### WHAT YOU ARE ASKED TO DO
Count, in the entries below, the lines in which "title" occurs. Give the number, nothing more.

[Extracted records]
:::
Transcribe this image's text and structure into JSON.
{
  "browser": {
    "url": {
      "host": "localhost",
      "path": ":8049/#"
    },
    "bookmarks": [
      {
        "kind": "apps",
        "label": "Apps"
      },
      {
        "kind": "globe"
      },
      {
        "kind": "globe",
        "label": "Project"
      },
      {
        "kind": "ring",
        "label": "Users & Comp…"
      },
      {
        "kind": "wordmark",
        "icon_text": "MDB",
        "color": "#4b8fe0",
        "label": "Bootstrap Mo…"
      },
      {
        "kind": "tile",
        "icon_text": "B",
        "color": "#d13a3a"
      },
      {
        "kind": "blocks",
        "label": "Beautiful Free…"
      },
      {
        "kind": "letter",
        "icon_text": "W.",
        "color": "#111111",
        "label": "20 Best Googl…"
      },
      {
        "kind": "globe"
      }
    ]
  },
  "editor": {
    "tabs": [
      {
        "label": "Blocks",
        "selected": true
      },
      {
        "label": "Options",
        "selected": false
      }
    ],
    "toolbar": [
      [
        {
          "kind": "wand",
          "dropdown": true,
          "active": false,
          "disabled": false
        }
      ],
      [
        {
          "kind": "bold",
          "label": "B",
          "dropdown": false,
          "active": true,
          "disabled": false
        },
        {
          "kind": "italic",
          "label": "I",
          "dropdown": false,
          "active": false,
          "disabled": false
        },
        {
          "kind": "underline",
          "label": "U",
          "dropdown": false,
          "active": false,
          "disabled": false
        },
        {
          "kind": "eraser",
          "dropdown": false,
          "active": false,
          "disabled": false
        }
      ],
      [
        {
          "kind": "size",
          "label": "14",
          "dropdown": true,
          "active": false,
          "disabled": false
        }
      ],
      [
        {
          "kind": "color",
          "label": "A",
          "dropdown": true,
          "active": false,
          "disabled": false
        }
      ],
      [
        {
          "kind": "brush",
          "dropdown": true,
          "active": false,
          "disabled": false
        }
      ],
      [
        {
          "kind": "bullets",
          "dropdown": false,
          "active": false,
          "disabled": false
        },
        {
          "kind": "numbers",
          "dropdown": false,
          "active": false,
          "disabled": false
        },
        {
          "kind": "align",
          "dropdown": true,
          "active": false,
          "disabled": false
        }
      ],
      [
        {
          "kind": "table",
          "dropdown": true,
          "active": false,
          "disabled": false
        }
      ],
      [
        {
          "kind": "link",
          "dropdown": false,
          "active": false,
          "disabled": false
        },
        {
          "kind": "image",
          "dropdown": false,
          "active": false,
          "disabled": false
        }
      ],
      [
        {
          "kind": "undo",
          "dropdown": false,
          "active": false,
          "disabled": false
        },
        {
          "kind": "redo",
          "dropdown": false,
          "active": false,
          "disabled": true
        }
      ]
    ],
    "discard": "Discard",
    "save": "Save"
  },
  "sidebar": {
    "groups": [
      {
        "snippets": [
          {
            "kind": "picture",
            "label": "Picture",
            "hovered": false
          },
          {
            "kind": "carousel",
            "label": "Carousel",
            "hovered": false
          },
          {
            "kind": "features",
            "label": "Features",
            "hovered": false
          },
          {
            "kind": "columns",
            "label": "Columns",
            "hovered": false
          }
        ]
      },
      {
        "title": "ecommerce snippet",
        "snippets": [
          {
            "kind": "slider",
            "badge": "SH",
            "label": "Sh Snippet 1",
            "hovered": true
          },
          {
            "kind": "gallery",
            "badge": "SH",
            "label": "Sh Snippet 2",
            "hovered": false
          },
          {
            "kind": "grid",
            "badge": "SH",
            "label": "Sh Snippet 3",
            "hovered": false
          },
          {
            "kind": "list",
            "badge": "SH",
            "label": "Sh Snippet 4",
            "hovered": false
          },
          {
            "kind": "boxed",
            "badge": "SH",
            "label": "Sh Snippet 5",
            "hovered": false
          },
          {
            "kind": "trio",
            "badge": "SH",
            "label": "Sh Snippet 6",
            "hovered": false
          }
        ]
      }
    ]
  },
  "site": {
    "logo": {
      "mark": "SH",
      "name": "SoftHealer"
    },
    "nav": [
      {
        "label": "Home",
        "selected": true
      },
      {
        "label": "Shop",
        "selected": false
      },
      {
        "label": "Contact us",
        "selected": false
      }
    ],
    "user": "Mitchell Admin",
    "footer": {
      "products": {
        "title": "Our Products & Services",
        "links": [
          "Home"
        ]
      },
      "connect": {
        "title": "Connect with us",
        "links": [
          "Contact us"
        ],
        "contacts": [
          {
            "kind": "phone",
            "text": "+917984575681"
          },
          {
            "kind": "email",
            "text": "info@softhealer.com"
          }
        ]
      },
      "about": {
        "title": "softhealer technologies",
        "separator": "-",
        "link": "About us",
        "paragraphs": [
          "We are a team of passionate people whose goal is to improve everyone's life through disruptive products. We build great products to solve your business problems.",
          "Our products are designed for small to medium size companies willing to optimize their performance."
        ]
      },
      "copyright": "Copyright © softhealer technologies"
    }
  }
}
:::
### CORRECT RESPONSE
4